(Extracted data entries)
§ §

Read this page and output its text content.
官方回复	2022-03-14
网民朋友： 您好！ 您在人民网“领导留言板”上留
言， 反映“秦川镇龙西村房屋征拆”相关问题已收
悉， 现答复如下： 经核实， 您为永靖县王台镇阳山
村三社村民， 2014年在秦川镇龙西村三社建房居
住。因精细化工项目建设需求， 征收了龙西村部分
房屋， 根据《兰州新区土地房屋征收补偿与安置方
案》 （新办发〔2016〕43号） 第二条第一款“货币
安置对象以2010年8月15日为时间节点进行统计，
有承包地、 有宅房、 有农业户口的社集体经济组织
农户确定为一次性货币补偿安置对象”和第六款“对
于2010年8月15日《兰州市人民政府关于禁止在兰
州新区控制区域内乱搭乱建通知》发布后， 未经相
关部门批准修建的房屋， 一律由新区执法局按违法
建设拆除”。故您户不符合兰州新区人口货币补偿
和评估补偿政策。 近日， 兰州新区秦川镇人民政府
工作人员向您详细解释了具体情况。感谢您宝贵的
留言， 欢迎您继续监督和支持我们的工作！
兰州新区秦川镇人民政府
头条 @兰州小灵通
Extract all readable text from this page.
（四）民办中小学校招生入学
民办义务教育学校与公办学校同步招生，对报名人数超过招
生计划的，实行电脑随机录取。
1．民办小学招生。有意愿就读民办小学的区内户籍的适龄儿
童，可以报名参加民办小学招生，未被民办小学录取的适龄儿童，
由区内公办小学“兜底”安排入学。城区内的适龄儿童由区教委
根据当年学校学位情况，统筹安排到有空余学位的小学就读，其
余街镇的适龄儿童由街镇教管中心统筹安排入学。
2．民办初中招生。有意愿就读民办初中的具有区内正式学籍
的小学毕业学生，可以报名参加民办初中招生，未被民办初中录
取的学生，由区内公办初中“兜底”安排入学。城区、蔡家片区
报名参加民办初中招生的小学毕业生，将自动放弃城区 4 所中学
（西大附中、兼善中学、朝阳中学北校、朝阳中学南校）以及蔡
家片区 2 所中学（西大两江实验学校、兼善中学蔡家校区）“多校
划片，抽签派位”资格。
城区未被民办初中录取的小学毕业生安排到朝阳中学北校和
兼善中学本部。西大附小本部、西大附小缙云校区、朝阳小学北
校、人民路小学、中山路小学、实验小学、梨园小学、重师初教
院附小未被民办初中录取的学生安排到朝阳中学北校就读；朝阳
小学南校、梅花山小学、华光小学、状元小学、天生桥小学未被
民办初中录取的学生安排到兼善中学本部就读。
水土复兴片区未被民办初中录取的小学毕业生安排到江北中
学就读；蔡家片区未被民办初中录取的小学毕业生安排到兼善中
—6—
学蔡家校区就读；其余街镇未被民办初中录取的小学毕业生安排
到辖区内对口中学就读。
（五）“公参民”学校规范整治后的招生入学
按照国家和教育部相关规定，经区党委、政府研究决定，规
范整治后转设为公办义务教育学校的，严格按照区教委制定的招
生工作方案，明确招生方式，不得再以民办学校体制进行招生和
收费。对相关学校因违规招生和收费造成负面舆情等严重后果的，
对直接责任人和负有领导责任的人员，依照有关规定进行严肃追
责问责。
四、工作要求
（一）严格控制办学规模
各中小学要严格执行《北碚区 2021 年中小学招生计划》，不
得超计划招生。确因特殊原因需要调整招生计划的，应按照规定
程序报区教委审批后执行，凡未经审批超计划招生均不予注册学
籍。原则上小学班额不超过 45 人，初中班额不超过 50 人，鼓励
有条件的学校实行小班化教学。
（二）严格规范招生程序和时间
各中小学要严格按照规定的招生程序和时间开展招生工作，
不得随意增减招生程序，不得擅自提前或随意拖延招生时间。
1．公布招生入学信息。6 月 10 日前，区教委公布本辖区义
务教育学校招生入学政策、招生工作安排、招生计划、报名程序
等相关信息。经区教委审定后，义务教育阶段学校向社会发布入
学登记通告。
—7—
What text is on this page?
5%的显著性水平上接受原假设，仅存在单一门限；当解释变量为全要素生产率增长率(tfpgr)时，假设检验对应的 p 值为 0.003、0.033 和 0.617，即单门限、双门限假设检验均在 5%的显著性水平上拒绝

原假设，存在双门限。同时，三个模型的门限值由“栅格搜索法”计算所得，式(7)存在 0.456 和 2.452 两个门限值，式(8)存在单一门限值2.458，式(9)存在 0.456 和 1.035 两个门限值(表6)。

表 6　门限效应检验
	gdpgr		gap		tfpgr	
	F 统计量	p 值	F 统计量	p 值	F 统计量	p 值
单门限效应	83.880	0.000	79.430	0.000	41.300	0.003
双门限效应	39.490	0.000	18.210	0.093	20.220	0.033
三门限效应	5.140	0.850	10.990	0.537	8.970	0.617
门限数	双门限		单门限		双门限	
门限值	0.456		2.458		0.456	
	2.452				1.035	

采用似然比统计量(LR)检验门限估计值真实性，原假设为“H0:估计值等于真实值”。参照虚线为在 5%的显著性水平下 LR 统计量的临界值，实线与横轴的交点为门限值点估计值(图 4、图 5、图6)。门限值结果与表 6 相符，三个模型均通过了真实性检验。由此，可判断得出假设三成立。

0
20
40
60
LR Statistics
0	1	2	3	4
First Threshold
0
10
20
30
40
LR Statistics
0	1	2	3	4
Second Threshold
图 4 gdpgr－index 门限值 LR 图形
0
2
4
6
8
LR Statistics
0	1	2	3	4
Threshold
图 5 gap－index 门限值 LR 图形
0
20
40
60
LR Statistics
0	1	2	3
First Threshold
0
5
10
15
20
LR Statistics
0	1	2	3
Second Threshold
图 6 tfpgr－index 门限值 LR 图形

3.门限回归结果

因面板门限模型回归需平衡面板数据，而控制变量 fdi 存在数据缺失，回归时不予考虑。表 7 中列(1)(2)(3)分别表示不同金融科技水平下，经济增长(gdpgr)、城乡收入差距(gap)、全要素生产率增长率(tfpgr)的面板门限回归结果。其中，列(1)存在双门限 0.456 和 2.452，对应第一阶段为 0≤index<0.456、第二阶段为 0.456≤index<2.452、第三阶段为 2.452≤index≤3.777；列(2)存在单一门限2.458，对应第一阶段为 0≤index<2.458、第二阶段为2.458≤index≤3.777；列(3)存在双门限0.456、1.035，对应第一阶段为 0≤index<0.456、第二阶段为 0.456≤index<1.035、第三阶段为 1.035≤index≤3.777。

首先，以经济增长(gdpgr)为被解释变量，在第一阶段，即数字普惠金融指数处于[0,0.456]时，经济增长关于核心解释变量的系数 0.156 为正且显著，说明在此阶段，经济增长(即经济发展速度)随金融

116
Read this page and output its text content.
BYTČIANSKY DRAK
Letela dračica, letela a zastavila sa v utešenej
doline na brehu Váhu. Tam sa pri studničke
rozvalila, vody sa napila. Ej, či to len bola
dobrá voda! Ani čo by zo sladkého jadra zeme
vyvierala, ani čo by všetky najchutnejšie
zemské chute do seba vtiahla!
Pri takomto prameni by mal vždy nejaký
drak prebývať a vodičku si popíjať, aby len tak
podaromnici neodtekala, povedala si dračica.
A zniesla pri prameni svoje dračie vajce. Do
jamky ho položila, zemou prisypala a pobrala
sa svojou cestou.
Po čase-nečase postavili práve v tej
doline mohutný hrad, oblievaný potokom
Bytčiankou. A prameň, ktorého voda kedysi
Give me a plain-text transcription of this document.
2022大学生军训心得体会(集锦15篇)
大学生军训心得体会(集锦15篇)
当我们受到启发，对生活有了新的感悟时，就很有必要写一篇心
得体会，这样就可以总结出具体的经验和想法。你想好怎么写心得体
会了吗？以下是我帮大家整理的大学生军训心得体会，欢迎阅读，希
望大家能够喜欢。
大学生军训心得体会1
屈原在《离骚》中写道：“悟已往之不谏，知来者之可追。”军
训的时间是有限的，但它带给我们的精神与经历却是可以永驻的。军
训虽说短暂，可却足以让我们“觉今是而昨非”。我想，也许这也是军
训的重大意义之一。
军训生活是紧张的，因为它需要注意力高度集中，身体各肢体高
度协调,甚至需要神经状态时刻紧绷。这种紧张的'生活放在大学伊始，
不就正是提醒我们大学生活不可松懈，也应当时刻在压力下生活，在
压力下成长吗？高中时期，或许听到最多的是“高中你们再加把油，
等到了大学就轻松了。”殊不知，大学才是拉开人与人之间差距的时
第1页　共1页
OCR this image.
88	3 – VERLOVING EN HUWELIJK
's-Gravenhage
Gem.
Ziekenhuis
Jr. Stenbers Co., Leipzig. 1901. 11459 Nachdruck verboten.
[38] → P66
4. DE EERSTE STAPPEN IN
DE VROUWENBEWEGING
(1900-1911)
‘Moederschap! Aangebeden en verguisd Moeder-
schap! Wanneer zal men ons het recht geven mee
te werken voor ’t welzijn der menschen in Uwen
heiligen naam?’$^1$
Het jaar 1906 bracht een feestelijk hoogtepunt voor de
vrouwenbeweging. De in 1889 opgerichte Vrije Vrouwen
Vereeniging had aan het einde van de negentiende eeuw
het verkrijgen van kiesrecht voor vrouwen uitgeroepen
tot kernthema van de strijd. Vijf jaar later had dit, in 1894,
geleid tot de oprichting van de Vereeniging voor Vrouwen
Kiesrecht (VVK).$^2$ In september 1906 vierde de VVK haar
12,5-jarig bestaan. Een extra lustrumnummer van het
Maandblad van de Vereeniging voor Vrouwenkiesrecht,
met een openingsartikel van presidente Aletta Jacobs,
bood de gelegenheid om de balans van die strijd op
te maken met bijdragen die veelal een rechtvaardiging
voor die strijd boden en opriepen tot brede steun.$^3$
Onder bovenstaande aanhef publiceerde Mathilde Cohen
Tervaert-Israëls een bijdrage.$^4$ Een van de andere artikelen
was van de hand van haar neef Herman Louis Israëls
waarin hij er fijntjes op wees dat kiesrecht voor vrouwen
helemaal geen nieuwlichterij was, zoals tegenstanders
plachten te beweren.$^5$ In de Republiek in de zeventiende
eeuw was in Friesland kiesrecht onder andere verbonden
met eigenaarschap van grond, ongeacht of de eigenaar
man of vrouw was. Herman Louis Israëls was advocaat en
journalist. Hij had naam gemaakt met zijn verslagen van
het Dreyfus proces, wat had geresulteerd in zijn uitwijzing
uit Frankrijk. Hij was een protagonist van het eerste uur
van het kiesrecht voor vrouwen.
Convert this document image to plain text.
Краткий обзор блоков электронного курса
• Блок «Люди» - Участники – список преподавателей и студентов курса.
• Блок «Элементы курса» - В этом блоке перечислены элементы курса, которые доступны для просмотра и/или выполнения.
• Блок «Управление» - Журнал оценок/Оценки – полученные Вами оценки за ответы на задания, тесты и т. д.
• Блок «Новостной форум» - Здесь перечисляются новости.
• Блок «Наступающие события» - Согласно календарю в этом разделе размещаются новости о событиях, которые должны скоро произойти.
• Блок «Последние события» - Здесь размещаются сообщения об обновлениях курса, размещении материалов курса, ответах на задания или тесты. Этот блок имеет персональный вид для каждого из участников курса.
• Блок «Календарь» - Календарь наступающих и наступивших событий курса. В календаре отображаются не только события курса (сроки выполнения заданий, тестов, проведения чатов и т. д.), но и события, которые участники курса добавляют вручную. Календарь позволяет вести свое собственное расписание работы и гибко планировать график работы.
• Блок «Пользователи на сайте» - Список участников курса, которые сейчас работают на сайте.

§ §

_Task to complete_: Track down every line with the word "voda" and copy it.

_Written response_:
dobrá voda! Ani čo by zo sladkého jadra zeme
Bytčiankou. A prameň, ktorého voda kedysi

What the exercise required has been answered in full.